Available records:
═══

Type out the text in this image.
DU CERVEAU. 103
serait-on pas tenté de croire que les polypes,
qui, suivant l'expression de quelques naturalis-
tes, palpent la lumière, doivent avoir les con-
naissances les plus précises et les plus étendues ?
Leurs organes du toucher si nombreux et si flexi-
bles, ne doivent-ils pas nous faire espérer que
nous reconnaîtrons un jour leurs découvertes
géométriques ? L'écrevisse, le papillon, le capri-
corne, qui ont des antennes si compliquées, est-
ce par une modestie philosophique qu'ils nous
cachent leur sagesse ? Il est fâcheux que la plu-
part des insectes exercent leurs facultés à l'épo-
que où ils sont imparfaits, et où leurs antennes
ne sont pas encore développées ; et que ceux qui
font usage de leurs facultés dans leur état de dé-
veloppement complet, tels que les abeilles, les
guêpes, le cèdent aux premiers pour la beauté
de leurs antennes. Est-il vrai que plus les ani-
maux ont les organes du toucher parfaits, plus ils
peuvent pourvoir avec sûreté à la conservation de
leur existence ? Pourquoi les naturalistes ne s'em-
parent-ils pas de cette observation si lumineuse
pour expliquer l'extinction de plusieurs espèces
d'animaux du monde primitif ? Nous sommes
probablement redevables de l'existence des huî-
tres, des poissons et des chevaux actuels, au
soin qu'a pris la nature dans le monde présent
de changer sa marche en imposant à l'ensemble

═══

Copy each line that contains the word "facultés".

part des insectes exercent leurs facultés à l'épo-
font usage de leurs facultés dans leur état de dé-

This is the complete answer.